Source data start
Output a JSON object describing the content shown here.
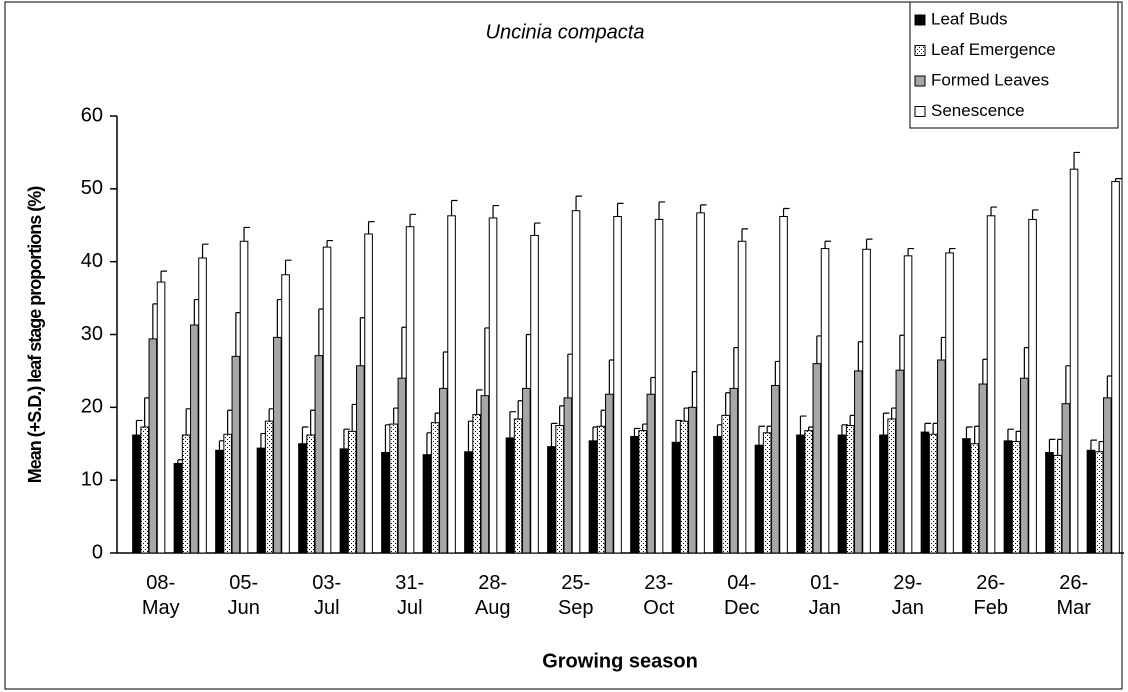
{
  "chart_data": {
    "type": "bar",
    "title": "Uncinia compacta",
    "y_label": "Mean (+S.D.) leaf stage proportions (%)",
    "x_label": "Growing season",
    "categories": [
      "08-May",
      null,
      "05-Jun",
      null,
      "03-Jul",
      null,
      "31-Jul",
      null,
      "28-Aug",
      null,
      "25-Sep",
      null,
      "23-Oct",
      null,
      "04-Dec",
      null,
      "01-Jan",
      null,
      "29-Jan",
      null,
      "26-Feb",
      null,
      "26-Mar",
      null
    ],
    "ylim": [
      0,
      60
    ],
    "yticks": [
      0,
      10,
      20,
      30,
      40,
      50,
      60
    ],
    "grid": false,
    "legend": "top-right",
    "series": [
      {
        "name": "Leaf Buds",
        "color": "#000000",
        "pattern": "solid",
        "values": [
          16.2,
          12.3,
          14.1,
          14.4,
          15,
          14.3,
          13.8,
          13.5,
          13.9,
          15.8,
          14.6,
          15.4,
          16,
          15.2,
          16,
          14.8,
          16.2,
          16.2,
          16.2,
          16.6,
          15.7,
          15.4,
          13.8,
          14.1
        ],
        "errors": [
          2,
          0.5,
          1.3,
          2,
          2.3,
          2.7,
          3.8,
          3,
          4.2,
          3.6,
          3.2,
          1.9,
          1.1,
          3,
          1.6,
          2.6,
          2.6,
          1.4,
          3,
          1.2,
          1.6,
          1.6,
          1.8,
          1.4
        ]
      },
      {
        "name": "Leaf Emergence",
        "color": "#ffffff",
        "pattern": "dots",
        "values": [
          17.3,
          16.2,
          16.3,
          18.1,
          16.2,
          16.7,
          17.7,
          17.9,
          19,
          18.4,
          17.5,
          17.4,
          16.8,
          18.1,
          18.9,
          16.5,
          16.8,
          17.5,
          18.4,
          16.3,
          15,
          15.3,
          13.4,
          13.9
        ],
        "errors": [
          4,
          3.6,
          3.3,
          1.7,
          3.4,
          3.7,
          2.2,
          1.3,
          3.4,
          2.5,
          2.7,
          2.2,
          0.9,
          1.8,
          3.1,
          0.9,
          0.5,
          1.4,
          1.5,
          1.5,
          2.4,
          1.4,
          2.2,
          1.4
        ]
      },
      {
        "name": "Formed Leaves",
        "color": "#a6a6a6",
        "pattern": "solid",
        "values": [
          29.4,
          31.3,
          27,
          29.6,
          27.1,
          25.7,
          24,
          22.6,
          21.6,
          22.6,
          21.3,
          21.8,
          21.8,
          20,
          22.6,
          23,
          26,
          25,
          25.1,
          26.5,
          23.2,
          24,
          20.5,
          21.3
        ],
        "errors": [
          4.8,
          3.5,
          6,
          5.2,
          6.4,
          6.6,
          7,
          5,
          9.3,
          7.4,
          6,
          4.7,
          2.3,
          4.9,
          5.6,
          3.3,
          3.8,
          4,
          4.8,
          3.1,
          3.4,
          4.2,
          5.2,
          3
        ]
      },
      {
        "name": "Senescence",
        "color": "#ffffff",
        "pattern": "solid",
        "values": [
          37.2,
          40.5,
          42.8,
          38.2,
          42,
          43.8,
          44.8,
          46.3,
          46,
          43.6,
          47,
          46.2,
          45.8,
          46.7,
          42.8,
          46.2,
          41.8,
          41.7,
          40.8,
          41.2,
          46.3,
          45.8,
          52.7,
          51
        ],
        "errors": [
          1.5,
          1.9,
          1.9,
          2,
          0.9,
          1.7,
          1.7,
          2.1,
          1.7,
          1.7,
          2,
          1.8,
          2.4,
          1.1,
          1.7,
          1.1,
          1,
          1.4,
          1,
          0.6,
          1.2,
          1.3,
          2.3,
          0.4
        ]
      }
    ]
  }
}
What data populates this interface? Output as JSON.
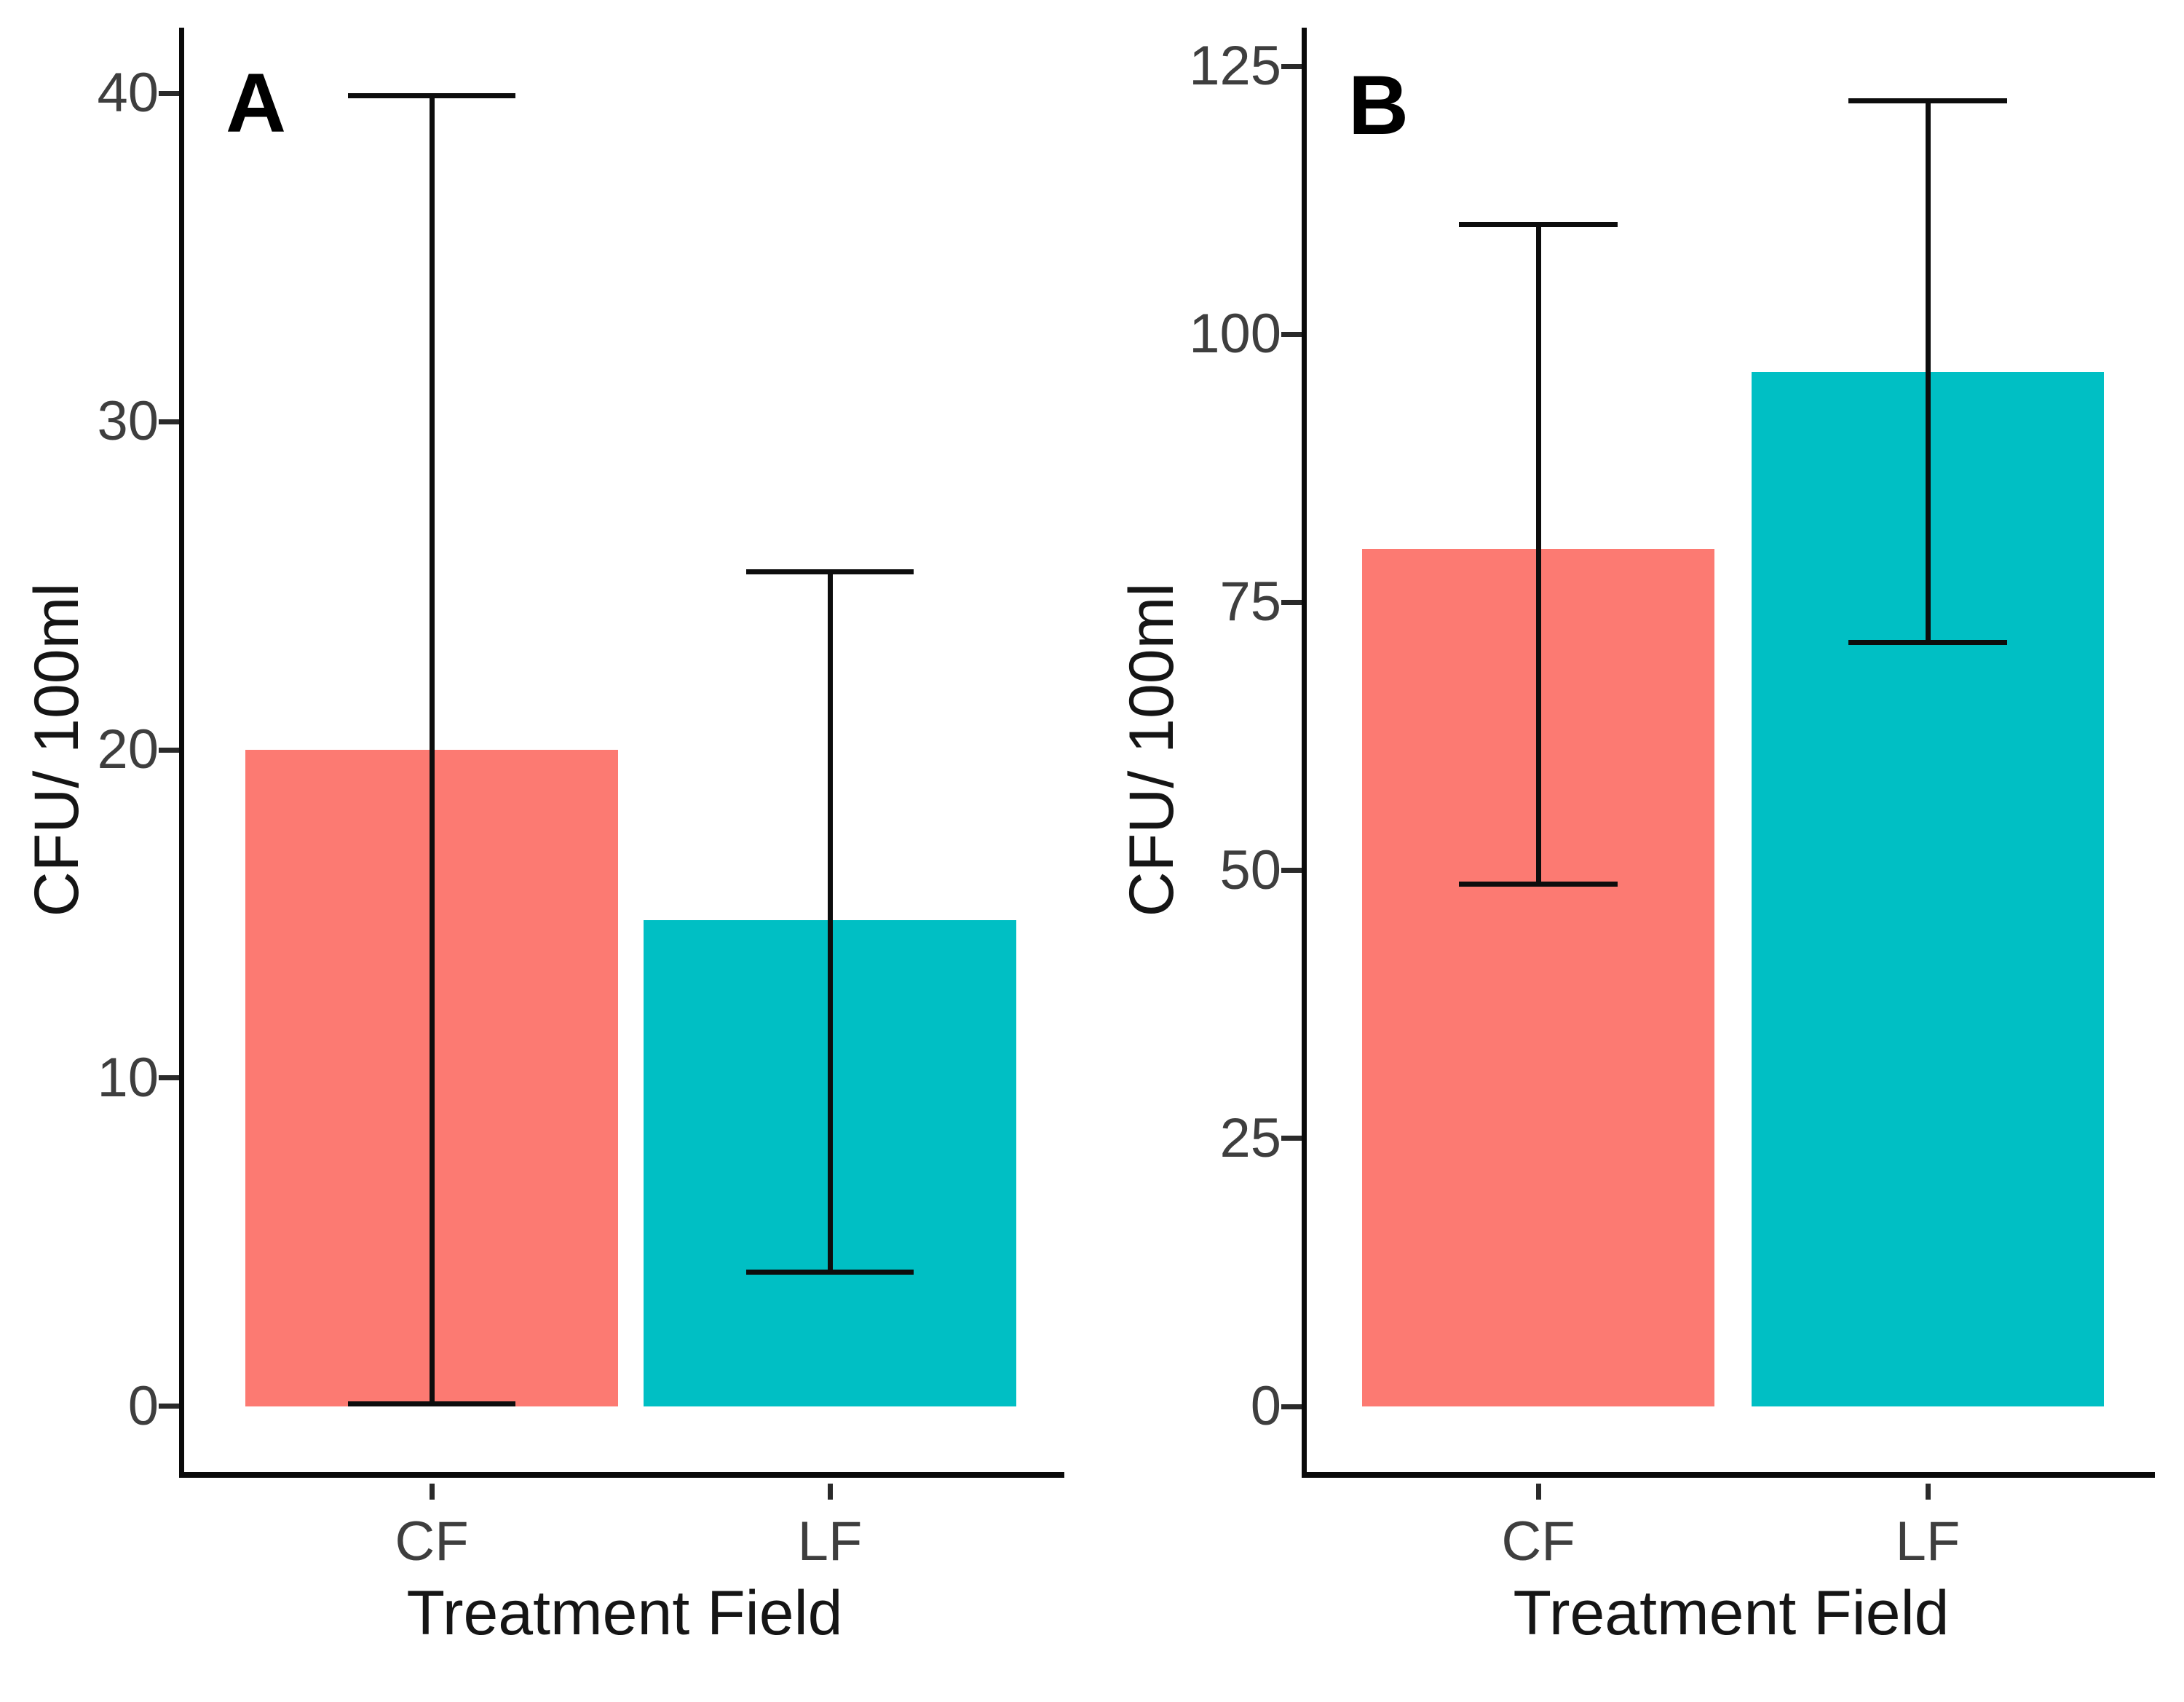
{
  "figure": {
    "description": "Two-panel bar chart comparing colony counts between treatment fields",
    "panel_letters": [
      "A",
      "B"
    ]
  },
  "chart_data": [
    {
      "panel_label": "A",
      "type": "bar",
      "title": "",
      "xlabel": "Treatment Field",
      "ylabel": "CFU/ 100ml",
      "categories": [
        "CF",
        "LF"
      ],
      "values": [
        20,
        14.8
      ],
      "error_low": [
        0,
        4
      ],
      "error_high": [
        40,
        25.5
      ],
      "yticks": [
        0,
        10,
        20,
        30,
        40
      ],
      "ylim": [
        -2,
        42
      ],
      "bar_colors": [
        "#FC7A72",
        "#00BFC4"
      ],
      "grid": false,
      "legend_position": "none"
    },
    {
      "panel_label": "B",
      "type": "bar",
      "title": "",
      "xlabel": "Treatment Field",
      "ylabel": "CFU/ 100ml",
      "categories": [
        "CF",
        "LF"
      ],
      "values": [
        80,
        96.5
      ],
      "error_low": [
        48.5,
        71
      ],
      "error_high": [
        110.5,
        122
      ],
      "yticks": [
        0,
        25,
        50,
        75,
        100,
        125
      ],
      "ylim": [
        -6.1,
        128.6
      ],
      "bar_colors": [
        "#FC7A72",
        "#00BFC4"
      ],
      "grid": false,
      "legend_position": "none"
    }
  ]
}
Source data end
Retype each entry precisely. Skip images entirely.

=== Result of this exercise ===
Output a JSON object describing the content shown here.
{
  "chart_data": {
    "type": "bar",
    "title": "Uncinia compacta",
    "y_label": "Mean (+S.D.) leaf stage proportions (%)",
    "x_label": "Growing season",
    "categories": [
      "08-May",
      null,
      "05-Jun",
      null,
      "03-Jul",
      null,
      "31-Jul",
      null,
      "28-Aug",
      null,
      "25-Sep",
      null,
      "23-Oct",
      null,
      "04-Dec",
      null,
      "01-Jan",
      null,
      "29-Jan",
      null,
      "26-Feb",
      null,
      "26-Mar",
      null
    ],
    "ylim": [
      0,
      60
    ],
    "yticks": [
      0,
      10,
      20,
      30,
      40,
      50,
      60
    ],
    "grid": false,
    "legend": "top-right",
    "series": [
      {
        "name": "Leaf Buds",
        "color": "#000000",
        "pattern": "solid",
        "values": [
          16.2,
          12.3,
          14.1,
          14.4,
          15,
          14.3,
          13.8,
          13.5,
          13.9,
          15.8,
          14.6,
          15.4,
          16,
          15.2,
          16,
          14.8,
          16.2,
          16.2,
          16.2,
          16.6,
          15.7,
          15.4,
          13.8,
          14.1
        ],
        "errors": [
          2,
          0.5,
          1.3,
          2,
          2.3,
          2.7,
          3.8,
          3,
          4.2,
          3.6,
          3.2,
          1.9,
          1.1,
          3,
          1.6,
          2.6,
          2.6,
          1.4,
          3,
          1.2,
          1.6,
          1.6,
          1.8,
          1.4
        ]
      },
      {
        "name": "Leaf Emergence",
        "color": "#ffffff",
        "pattern": "dots",
        "values": [
          17.3,
          16.2,
          16.3,
          18.1,
          16.2,
          16.7,
          17.7,
          17.9,
          19,
          18.4,
          17.5,
          17.4,
          16.8,
          18.1,
          18.9,
          16.5,
          16.8,
          17.5,
          18.4,
          16.3,
          15,
          15.3,
          13.4,
          13.9
        ],
        "errors": [
          4,
          3.6,
          3.3,
          1.7,
          3.4,
          3.7,
          2.2,
          1.3,
          3.4,
          2.5,
          2.7,
          2.2,
          0.9,
          1.8,
          3.1,
          0.9,
          0.5,
          1.4,
          1.5,
          1.5,
          2.4,
          1.4,
          2.2,
          1.4
        ]
      },
      {
        "name": "Formed Leaves",
        "color": "#a6a6a6",
        "pattern": "solid",
        "values": [
          29.4,
          31.3,
          27,
          29.6,
          27.1,
          25.7,
          24,
          22.6,
          21.6,
          22.6,
          21.3,
          21.8,
          21.8,
          20,
          22.6,
          23,
          26,
          25,
          25.1,
          26.5,
          23.2,
          24,
          20.5,
          21.3
        ],
        "errors": [
          4.8,
          3.5,
          6,
          5.2,
          6.4,
          6.6,
          7,
          5,
          9.3,
          7.4,
          6,
          4.7,
          2.3,
          4.9,
          5.6,
          3.3,
          3.8,
          4,
          4.8,
          3.1,
          3.4,
          4.2,
          5.2,
          3
        ]
      },
      {
        "name": "Senescence",
        "color": "#ffffff",
        "pattern": "solid",
        "values": [
          37.2,
          40.5,
          42.8,
          38.2,
          42,
          43.8,
          44.8,
          46.3,
          46,
          43.6,
          47,
          46.2,
          45.8,
          46.7,
          42.8,
          46.2,
          41.8,
          41.7,
          40.8,
          41.2,
          46.3,
          45.8,
          52.7,
          51
        ],
        "errors": [
          1.5,
          1.9,
          1.9,
          2,
          0.9,
          1.7,
          1.7,
          2.1,
          1.7,
          1.7,
          2,
          1.8,
          2.4,
          1.1,
          1.7,
          1.1,
          1,
          1.4,
          1,
          0.6,
          1.2,
          1.3,
          2.3,
          0.4
        ]
      }
    ]
  }
}
What data populates this interface? Output as JSON.
{
  "figure": {
    "description": "Two-panel bar chart comparing colony counts between treatment fields",
    "panel_letters": [
      "A",
      "B"
    ]
  },
  "chart_data": [
    {
      "panel_label": "A",
      "type": "bar",
      "title": "",
      "xlabel": "Treatment Field",
      "ylabel": "CFU/ 100ml",
      "categories": [
        "CF",
        "LF"
      ],
      "values": [
        20,
        14.8
      ],
      "error_low": [
        0,
        4
      ],
      "error_high": [
        40,
        25.5
      ],
      "yticks": [
        0,
        10,
        20,
        30,
        40
      ],
      "ylim": [
        -2,
        42
      ],
      "bar_colors": [
        "#FC7A72",
        "#00BFC4"
      ],
      "grid": false,
      "legend_position": "none"
    },
    {
      "panel_label": "B",
      "type": "bar",
      "title": "",
      "xlabel": "Treatment Field",
      "ylabel": "CFU/ 100ml",
      "categories": [
        "CF",
        "LF"
      ],
      "values": [
        80,
        96.5
      ],
      "error_low": [
        48.5,
        71
      ],
      "error_high": [
        110.5,
        122
      ],
      "yticks": [
        0,
        25,
        50,
        75,
        100,
        125
      ],
      "ylim": [
        -6.1,
        128.6
      ],
      "bar_colors": [
        "#FC7A72",
        "#00BFC4"
      ],
      "grid": false,
      "legend_position": "none"
    }
  ]
}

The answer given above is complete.